**What the task requires**
Write out all of the data exactly as it appears.

===============

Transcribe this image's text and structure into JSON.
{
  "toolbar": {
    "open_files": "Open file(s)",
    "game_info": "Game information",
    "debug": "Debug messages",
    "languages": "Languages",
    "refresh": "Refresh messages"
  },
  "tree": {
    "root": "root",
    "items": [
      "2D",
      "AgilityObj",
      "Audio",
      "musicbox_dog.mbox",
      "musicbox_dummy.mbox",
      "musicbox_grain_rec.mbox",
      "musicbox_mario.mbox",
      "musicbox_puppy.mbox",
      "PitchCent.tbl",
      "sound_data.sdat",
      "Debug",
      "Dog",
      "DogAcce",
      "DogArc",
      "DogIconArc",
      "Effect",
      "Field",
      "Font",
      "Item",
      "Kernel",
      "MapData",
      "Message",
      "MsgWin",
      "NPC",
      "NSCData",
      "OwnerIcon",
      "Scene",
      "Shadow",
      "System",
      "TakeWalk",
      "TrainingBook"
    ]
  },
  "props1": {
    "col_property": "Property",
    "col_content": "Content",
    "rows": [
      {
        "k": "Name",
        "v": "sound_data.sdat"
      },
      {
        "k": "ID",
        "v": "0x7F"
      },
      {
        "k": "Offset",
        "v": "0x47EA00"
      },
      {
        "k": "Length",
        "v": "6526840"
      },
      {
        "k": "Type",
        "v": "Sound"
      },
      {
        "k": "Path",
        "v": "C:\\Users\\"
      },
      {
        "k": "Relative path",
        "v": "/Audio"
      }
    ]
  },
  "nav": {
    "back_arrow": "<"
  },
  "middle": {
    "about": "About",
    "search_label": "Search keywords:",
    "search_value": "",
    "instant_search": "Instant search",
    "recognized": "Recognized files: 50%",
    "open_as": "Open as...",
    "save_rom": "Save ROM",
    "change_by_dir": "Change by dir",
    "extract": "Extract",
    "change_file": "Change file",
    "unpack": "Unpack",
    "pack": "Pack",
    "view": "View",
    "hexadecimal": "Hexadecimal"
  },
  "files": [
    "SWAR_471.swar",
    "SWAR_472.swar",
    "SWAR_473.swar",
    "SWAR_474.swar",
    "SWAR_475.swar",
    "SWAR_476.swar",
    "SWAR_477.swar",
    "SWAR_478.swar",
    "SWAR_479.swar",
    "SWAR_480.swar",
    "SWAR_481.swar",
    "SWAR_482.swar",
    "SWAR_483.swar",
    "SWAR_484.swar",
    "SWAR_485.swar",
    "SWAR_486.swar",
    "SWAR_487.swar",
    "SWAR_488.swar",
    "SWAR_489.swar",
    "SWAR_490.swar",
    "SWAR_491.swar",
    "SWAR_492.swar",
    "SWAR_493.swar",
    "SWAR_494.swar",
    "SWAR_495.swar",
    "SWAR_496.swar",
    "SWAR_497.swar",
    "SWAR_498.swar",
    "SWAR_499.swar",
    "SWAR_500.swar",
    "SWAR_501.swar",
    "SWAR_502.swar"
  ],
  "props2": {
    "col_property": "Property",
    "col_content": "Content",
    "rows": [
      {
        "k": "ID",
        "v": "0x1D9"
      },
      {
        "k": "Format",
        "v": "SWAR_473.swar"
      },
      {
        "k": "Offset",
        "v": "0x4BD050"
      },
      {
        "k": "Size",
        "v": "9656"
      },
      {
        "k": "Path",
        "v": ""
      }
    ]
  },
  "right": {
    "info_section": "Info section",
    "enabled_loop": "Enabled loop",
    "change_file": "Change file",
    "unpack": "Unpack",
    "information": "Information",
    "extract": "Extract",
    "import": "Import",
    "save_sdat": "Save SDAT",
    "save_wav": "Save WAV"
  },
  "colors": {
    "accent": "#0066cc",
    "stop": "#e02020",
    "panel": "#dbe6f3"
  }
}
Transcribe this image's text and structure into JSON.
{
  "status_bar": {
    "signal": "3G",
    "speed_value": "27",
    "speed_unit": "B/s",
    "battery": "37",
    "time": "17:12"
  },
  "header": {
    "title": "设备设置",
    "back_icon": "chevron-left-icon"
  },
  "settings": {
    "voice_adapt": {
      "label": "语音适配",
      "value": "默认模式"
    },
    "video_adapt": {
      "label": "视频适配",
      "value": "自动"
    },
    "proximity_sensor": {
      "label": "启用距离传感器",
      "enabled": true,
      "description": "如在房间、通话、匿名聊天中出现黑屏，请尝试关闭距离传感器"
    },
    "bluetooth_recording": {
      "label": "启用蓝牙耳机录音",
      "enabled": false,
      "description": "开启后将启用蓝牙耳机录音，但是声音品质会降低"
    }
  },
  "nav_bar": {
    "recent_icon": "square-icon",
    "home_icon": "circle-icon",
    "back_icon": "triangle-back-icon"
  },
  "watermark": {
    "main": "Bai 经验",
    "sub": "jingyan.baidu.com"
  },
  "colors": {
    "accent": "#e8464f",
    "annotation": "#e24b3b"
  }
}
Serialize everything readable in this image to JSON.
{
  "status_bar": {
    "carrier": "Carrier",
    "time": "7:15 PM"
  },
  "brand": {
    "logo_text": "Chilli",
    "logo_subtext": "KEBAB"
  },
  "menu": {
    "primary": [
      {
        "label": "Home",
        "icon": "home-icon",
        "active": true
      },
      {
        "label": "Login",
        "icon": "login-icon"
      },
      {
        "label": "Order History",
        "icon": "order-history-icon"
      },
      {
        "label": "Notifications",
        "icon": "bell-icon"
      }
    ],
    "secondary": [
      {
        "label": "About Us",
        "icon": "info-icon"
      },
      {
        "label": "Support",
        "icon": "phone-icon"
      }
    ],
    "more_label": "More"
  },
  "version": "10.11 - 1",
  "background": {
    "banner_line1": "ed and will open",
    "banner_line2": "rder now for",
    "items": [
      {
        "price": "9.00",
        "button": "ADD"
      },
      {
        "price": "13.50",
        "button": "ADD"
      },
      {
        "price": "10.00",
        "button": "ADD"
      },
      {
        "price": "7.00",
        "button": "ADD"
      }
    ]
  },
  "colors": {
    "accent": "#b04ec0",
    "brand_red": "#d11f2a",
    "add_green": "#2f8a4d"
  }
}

===============

**Output for this exercise**
Transcribe this image's text and structure into JSON.
{
  "toolbar": {
    "open_files": "Open file(s)",
    "game_info": "Game information",
    "debug": "Debug messages",
    "languages": "Languages",
    "refresh": "Refresh messages"
  },
  "tree": {
    "root": "root",
    "items": [
      "2D",
      "AgilityObj",
      "Audio",
      "musicbox_dog.mbox",
      "musicbox_dummy.mbox",
      "musicbox_grain_rec.mbox",
      "musicbox_mario.mbox",
      "musicbox_puppy.mbox",
      "PitchCent.tbl",
      "sound_data.sdat",
      "Debug",
      "Dog",
      "DogAcce",
      "DogArc",
      "DogIconArc",
      "Effect",
      "Field",
      "Font",
      "Item",
      "Kernel",
      "MapData",
      "Message",
      "MsgWin",
      "NPC",
      "NSCData",
      "OwnerIcon",
      "Scene",
      "Shadow",
      "System",
      "TakeWalk",
      "TrainingBook"
    ]
  },
  "props1": {
    "col_property": "Property",
    "col_content": "Content",
    "rows": [
      {
        "k": "Name",
        "v": "sound_data.sdat"
      },
      {
        "k": "ID",
        "v": "0x7F"
      },
      {
        "k": "Offset",
        "v": "0x47EA00"
      },
      {
        "k": "Length",
        "v": "6526840"
      },
      {
        "k": "Type",
        "v": "Sound"
      },
      {
        "k": "Path",
        "v": "C:\\Users\\"
      },
      {
        "k": "Relative path",
        "v": "/Audio"
      }
    ]
  },
  "nav": {
    "back_arrow": "<"
  },
  "middle": {
    "about": "About",
    "search_label": "Search keywords:",
    "search_value": "",
    "instant_search": "Instant search",
    "recognized": "Recognized files: 50%",
    "open_as": "Open as...",
    "save_rom": "Save ROM",
    "change_by_dir": "Change by dir",
    "extract": "Extract",
    "change_file": "Change file",
    "unpack": "Unpack",
    "pack": "Pack",
    "view": "View",
    "hexadecimal": "Hexadecimal"
  },
  "files": [
    "SWAR_471.swar",
    "SWAR_472.swar",
    "SWAR_473.swar",
    "SWAR_474.swar",
    "SWAR_475.swar",
    "SWAR_476.swar",
    "SWAR_477.swar",
    "SWAR_478.swar",
    "SWAR_479.swar",
    "SWAR_480.swar",
    "SWAR_481.swar",
    "SWAR_482.swar",
    "SWAR_483.swar",
    "SWAR_484.swar",
    "SWAR_485.swar",
    "SWAR_486.swar",
    "SWAR_487.swar",
    "SWAR_488.swar",
    "SWAR_489.swar",
    "SWAR_490.swar",
    "SWAR_491.swar",
    "SWAR_492.swar",
    "SWAR_493.swar",
    "SWAR_494.swar",
    "SWAR_495.swar",
    "SWAR_496.swar",
    "SWAR_497.swar",
    "SWAR_498.swar",
    "SWAR_499.swar",
    "SWAR_500.swar",
    "SWAR_501.swar",
    "SWAR_502.swar"
  ],
  "props2": {
    "col_property": "Property",
    "col_content": "Content",
    "rows": [
      {
        "k": "ID",
        "v": "0x1D9"
      },
      {
        "k": "Format",
        "v": "SWAR_473.swar"
      },
      {
        "k": "Offset",
        "v": "0x4BD050"
      },
      {
        "k": "Size",
        "v": "9656"
      },
      {
        "k": "Path",
        "v": ""
      }
    ]
  },
  "right": {
    "info_section": "Info section",
    "enabled_loop": "Enabled loop",
    "change_file": "Change file",
    "unpack": "Unpack",
    "information": "Information",
    "extract": "Extract",
    "import": "Import",
    "save_sdat": "Save SDAT",
    "save_wav": "Save WAV"
  },
  "colors": {
    "accent": "#0066cc",
    "stop": "#e02020",
    "panel": "#dbe6f3"
  }
}
Transcribe this image's text and structure into JSON.
{
  "status_bar": {
    "signal": "3G",
    "speed_value": "27",
    "speed_unit": "B/s",
    "battery": "37",
    "time": "17:12"
  },
  "header": {
    "title": "设备设置",
    "back_icon": "chevron-left-icon"
  },
  "settings": {
    "voice_adapt": {
      "label": "语音适配",
      "value": "默认模式"
    },
    "video_adapt": {
      "label": "视频适配",
      "value": "自动"
    },
    "proximity_sensor": {
      "label": "启用距离传感器",
      "enabled": true,
      "description": "如在房间、通话、匿名聊天中出现黑屏，请尝试关闭距离传感器"
    },
    "bluetooth_recording": {
      "label": "启用蓝牙耳机录音",
      "enabled": false,
      "description": "开启后将启用蓝牙耳机录音，但是声音品质会降低"
    }
  },
  "nav_bar": {
    "recent_icon": "square-icon",
    "home_icon": "circle-icon",
    "back_icon": "triangle-back-icon"
  },
  "watermark": {
    "main": "Bai 经验",
    "sub": "jingyan.baidu.com"
  },
  "colors": {
    "accent": "#e8464f",
    "annotation": "#e24b3b"
  }
}
Serialize everything readable in this image to JSON.
{
  "status_bar": {
    "carrier": "Carrier",
    "time": "7:15 PM"
  },
  "brand": {
    "logo_text": "Chilli",
    "logo_subtext": "KEBAB"
  },
  "menu": {
    "primary": [
      {
        "label": "Home",
        "icon": "home-icon",
        "active": true
      },
      {
        "label": "Login",
        "icon": "login-icon"
      },
      {
        "label": "Order History",
        "icon": "order-history-icon"
      },
      {
        "label": "Notifications",
        "icon": "bell-icon"
      }
    ],
    "secondary": [
      {
        "label": "About Us",
        "icon": "info-icon"
      },
      {
        "label": "Support",
        "icon": "phone-icon"
      }
    ],
    "more_label": "More"
  },
  "version": "10.11 - 1",
  "background": {
    "banner_line1": "ed and will open",
    "banner_line2": "rder now for",
    "items": [
      {
        "price": "9.00",
        "button": "ADD"
      },
      {
        "price": "13.50",
        "button": "ADD"
      },
      {
        "price": "10.00",
        "button": "ADD"
      },
      {
        "price": "7.00",
        "button": "ADD"
      }
    ]
  },
  "colors": {
    "accent": "#b04ec0",
    "brand_red": "#d11f2a",
    "add_green": "#2f8a4d"
  }
}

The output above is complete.